### RECORDS FOR THIS EXERCISE
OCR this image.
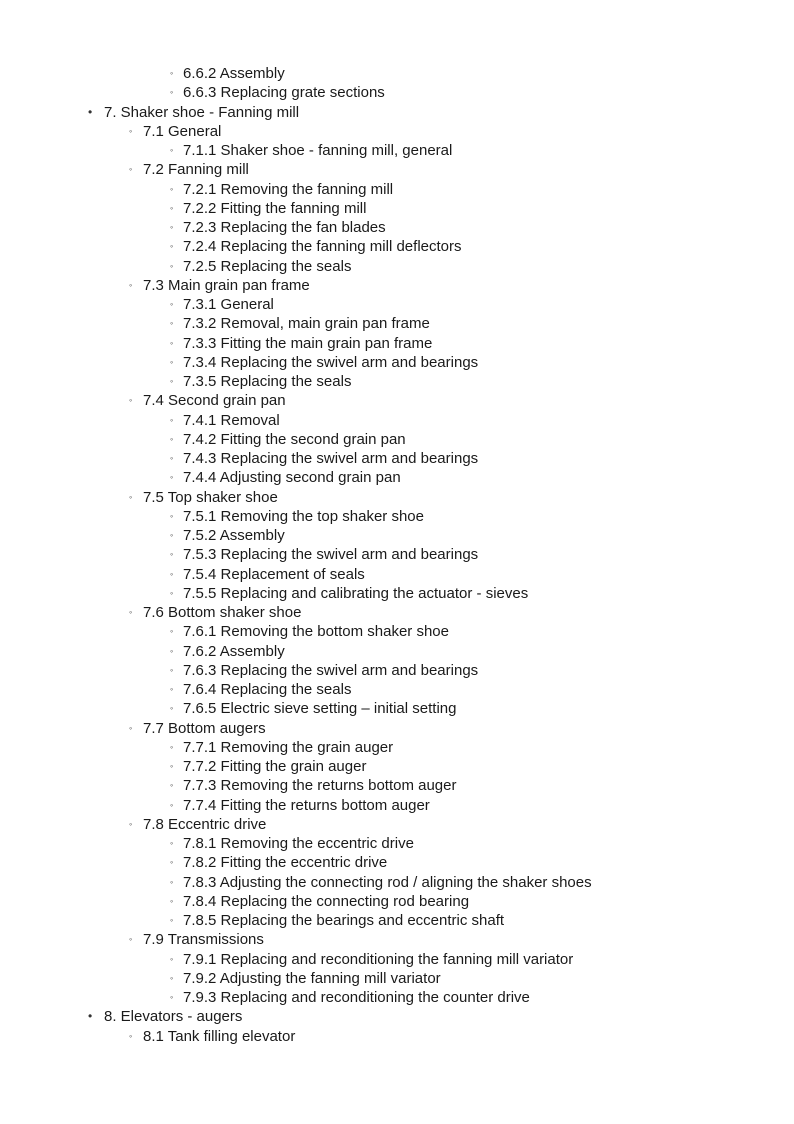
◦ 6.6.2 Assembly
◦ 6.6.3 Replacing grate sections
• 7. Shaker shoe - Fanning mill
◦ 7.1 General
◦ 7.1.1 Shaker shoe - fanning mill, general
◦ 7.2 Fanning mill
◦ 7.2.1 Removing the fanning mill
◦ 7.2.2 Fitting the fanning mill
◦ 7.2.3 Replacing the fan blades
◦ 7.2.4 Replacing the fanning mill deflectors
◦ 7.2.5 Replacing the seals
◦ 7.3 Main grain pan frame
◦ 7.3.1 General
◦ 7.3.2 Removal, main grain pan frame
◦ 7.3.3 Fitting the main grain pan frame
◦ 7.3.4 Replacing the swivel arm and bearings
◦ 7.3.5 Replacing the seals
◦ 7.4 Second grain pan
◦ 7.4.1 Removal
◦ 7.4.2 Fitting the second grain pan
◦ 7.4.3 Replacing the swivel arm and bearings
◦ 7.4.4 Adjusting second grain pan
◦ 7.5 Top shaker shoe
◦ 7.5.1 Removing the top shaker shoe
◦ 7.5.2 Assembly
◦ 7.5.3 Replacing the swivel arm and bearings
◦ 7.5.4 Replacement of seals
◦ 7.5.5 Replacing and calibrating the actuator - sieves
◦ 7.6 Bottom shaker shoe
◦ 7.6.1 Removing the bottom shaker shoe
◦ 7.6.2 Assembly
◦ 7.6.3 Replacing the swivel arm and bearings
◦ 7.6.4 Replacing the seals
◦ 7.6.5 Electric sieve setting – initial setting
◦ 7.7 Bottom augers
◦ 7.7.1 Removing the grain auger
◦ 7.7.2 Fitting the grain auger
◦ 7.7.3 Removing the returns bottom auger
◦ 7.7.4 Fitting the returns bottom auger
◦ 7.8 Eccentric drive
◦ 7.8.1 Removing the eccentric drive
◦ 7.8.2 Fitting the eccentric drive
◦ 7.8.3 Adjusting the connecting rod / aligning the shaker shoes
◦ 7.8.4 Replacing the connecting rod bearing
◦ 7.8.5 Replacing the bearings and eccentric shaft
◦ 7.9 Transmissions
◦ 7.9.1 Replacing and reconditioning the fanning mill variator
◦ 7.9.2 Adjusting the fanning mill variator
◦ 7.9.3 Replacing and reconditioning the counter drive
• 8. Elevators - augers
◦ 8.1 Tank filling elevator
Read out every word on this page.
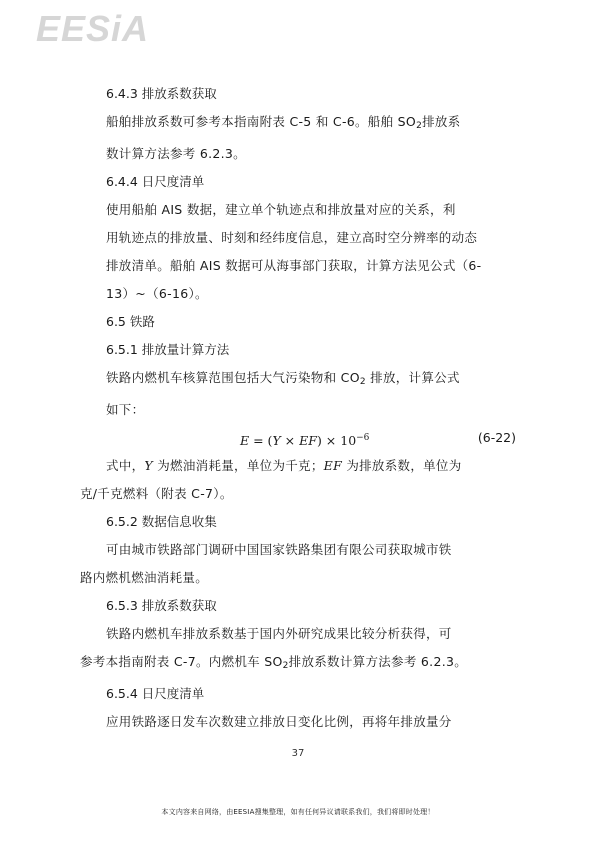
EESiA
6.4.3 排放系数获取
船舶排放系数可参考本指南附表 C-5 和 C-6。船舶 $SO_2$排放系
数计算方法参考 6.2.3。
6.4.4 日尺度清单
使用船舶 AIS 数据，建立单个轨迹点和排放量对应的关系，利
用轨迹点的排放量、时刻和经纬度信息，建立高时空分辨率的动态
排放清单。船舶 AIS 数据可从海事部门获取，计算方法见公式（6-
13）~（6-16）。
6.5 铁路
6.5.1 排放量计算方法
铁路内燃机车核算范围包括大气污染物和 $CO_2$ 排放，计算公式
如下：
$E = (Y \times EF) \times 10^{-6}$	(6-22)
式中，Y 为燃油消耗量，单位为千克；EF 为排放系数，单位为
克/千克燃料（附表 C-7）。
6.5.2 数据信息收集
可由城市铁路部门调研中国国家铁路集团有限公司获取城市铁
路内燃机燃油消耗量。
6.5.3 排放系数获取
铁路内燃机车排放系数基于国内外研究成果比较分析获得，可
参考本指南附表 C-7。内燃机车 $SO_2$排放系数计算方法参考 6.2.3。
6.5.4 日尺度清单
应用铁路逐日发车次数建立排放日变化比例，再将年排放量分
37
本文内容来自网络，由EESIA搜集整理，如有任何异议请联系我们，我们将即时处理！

### REQUIRED WORK
All of the records need repeating exactly, except for the pictures.

### IN RESPONSE
OCR this image.
◦ 6.6.2 Assembly
◦ 6.6.3 Replacing grate sections
• 7. Shaker shoe - Fanning mill
◦ 7.1 General
◦ 7.1.1 Shaker shoe - fanning mill, general
◦ 7.2 Fanning mill
◦ 7.2.1 Removing the fanning mill
◦ 7.2.2 Fitting the fanning mill
◦ 7.2.3 Replacing the fan blades
◦ 7.2.4 Replacing the fanning mill deflectors
◦ 7.2.5 Replacing the seals
◦ 7.3 Main grain pan frame
◦ 7.3.1 General
◦ 7.3.2 Removal, main grain pan frame
◦ 7.3.3 Fitting the main grain pan frame
◦ 7.3.4 Replacing the swivel arm and bearings
◦ 7.3.5 Replacing the seals
◦ 7.4 Second grain pan
◦ 7.4.1 Removal
◦ 7.4.2 Fitting the second grain pan
◦ 7.4.3 Replacing the swivel arm and bearings
◦ 7.4.4 Adjusting second grain pan
◦ 7.5 Top shaker shoe
◦ 7.5.1 Removing the top shaker shoe
◦ 7.5.2 Assembly
◦ 7.5.3 Replacing the swivel arm and bearings
◦ 7.5.4 Replacement of seals
◦ 7.5.5 Replacing and calibrating the actuator - sieves
◦ 7.6 Bottom shaker shoe
◦ 7.6.1 Removing the bottom shaker shoe
◦ 7.6.2 Assembly
◦ 7.6.3 Replacing the swivel arm and bearings
◦ 7.6.4 Replacing the seals
◦ 7.6.5 Electric sieve setting – initial setting
◦ 7.7 Bottom augers
◦ 7.7.1 Removing the grain auger
◦ 7.7.2 Fitting the grain auger
◦ 7.7.3 Removing the returns bottom auger
◦ 7.7.4 Fitting the returns bottom auger
◦ 7.8 Eccentric drive
◦ 7.8.1 Removing the eccentric drive
◦ 7.8.2 Fitting the eccentric drive
◦ 7.8.3 Adjusting the connecting rod / aligning the shaker shoes
◦ 7.8.4 Replacing the connecting rod bearing
◦ 7.8.5 Replacing the bearings and eccentric shaft
◦ 7.9 Transmissions
◦ 7.9.1 Replacing and reconditioning the fanning mill variator
◦ 7.9.2 Adjusting the fanning mill variator
◦ 7.9.3 Replacing and reconditioning the counter drive
• 8. Elevators - augers
◦ 8.1 Tank filling elevator
Read out every word on this page.
EESiA
6.4.3 排放系数获取
船舶排放系数可参考本指南附表 C-5 和 C-6。船舶 $SO_2$排放系
数计算方法参考 6.2.3。
6.4.4 日尺度清单
使用船舶 AIS 数据，建立单个轨迹点和排放量对应的关系，利
用轨迹点的排放量、时刻和经纬度信息，建立高时空分辨率的动态
排放清单。船舶 AIS 数据可从海事部门获取，计算方法见公式（6-
13）~（6-16）。
6.5 铁路
6.5.1 排放量计算方法
铁路内燃机车核算范围包括大气污染物和 $CO_2$ 排放，计算公式
如下：
$E = (Y \times EF) \times 10^{-6}$	(6-22)
式中，Y 为燃油消耗量，单位为千克；EF 为排放系数，单位为
克/千克燃料（附表 C-7）。
6.5.2 数据信息收集
可由城市铁路部门调研中国国家铁路集团有限公司获取城市铁
路内燃机燃油消耗量。
6.5.3 排放系数获取
铁路内燃机车排放系数基于国内外研究成果比较分析获得，可
参考本指南附表 C-7。内燃机车 $SO_2$排放系数计算方法参考 6.2.3。
6.5.4 日尺度清单
应用铁路逐日发车次数建立排放日变化比例，再将年排放量分
37
本文内容来自网络，由EESIA搜集整理，如有任何异议请联系我们，我们将即时处理！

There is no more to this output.